[start]

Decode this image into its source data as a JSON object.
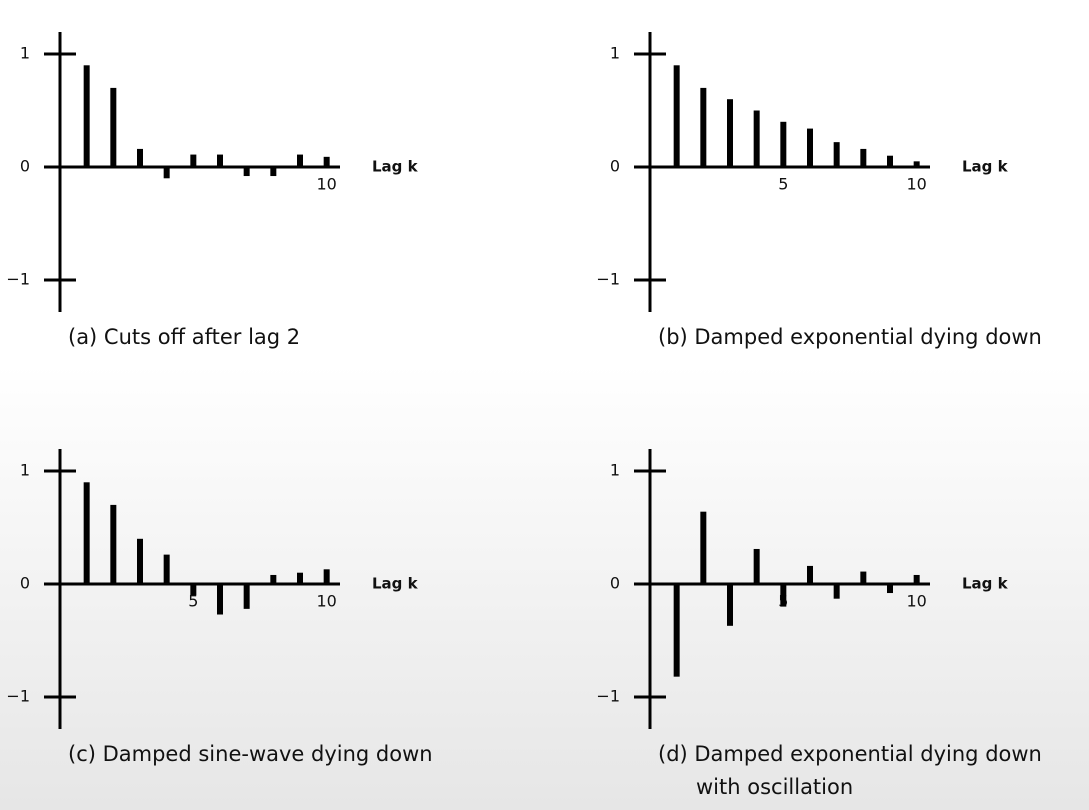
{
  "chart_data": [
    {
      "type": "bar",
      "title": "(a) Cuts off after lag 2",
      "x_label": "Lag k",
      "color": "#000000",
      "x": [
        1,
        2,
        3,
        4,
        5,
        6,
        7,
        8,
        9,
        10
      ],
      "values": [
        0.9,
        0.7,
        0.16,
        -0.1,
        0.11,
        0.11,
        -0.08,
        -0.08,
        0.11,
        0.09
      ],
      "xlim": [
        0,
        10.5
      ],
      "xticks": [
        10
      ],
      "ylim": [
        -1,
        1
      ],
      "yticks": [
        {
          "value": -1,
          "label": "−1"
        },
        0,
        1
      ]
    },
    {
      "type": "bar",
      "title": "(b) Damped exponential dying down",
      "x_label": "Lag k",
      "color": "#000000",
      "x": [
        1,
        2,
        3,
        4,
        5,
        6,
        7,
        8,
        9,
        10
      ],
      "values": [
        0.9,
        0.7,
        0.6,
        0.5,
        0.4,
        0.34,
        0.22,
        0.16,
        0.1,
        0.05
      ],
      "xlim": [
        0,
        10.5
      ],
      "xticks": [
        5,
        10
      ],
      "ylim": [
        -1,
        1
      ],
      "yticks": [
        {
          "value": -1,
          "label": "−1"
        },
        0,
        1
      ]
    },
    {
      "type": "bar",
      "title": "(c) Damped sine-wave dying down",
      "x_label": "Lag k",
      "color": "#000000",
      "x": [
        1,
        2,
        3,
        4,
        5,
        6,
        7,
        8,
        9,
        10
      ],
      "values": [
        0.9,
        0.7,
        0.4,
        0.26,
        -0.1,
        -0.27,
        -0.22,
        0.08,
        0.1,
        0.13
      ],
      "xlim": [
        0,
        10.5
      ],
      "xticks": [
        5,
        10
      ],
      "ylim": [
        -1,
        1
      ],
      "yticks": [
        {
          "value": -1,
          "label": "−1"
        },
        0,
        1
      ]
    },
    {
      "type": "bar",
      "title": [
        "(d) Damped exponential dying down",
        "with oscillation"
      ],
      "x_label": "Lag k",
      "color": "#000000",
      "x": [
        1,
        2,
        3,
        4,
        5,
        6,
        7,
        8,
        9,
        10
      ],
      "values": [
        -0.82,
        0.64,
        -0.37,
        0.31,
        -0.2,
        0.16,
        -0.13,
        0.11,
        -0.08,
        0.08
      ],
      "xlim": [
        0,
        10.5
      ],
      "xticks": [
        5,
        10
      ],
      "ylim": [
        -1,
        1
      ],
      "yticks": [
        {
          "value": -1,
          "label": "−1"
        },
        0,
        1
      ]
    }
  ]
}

[end]
[start]

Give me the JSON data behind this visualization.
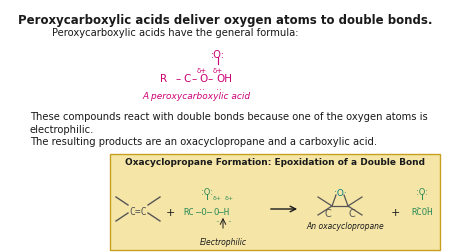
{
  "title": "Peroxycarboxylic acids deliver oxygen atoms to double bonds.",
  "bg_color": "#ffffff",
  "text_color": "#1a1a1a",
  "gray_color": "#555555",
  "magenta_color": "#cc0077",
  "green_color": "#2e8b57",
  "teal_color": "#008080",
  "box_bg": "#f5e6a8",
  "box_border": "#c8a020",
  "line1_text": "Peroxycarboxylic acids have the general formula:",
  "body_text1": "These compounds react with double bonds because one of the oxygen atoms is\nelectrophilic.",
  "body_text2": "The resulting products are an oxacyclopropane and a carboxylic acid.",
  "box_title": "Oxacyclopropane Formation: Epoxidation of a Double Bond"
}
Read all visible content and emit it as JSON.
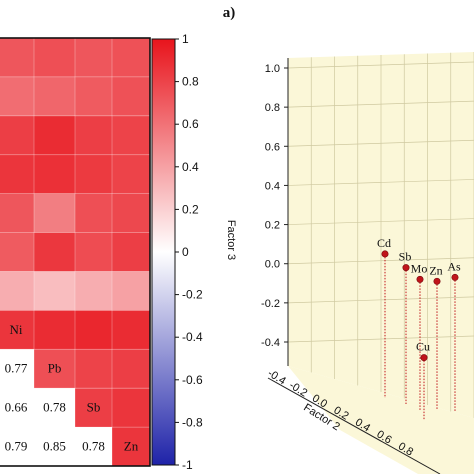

[end]

With the pictures removed from your copy, retype the lines above from the one that contains "Give me the" through the one that contains "Read all visible content and emit it as JSON.", exactly.

Output for this task:
Give me the JSON data behind this visualization.
{
  "title": "Peroxycarboxylic acids deliver oxygen atoms to double bonds.",
  "bg_color": "#ffffff",
  "text_color": "#1a1a1a",
  "gray_color": "#555555",
  "magenta_color": "#cc0077",
  "green_color": "#2e8b57",
  "teal_color": "#008080",
  "box_bg": "#f5e6a8",
  "box_border": "#c8a020",
  "line1_text": "Peroxycarboxylic acids have the general formula:",
  "body_text1": "These compounds react with double bonds because one of the oxygen atoms is\nelectrophilic.",
  "body_text2": "The resulting products are an oxacyclopropane and a carboxylic acid.",
  "box_title": "Oxacyclopropane Formation: Epoxidation of a Double Bond"
}
Read all visible content and emit it as JSON.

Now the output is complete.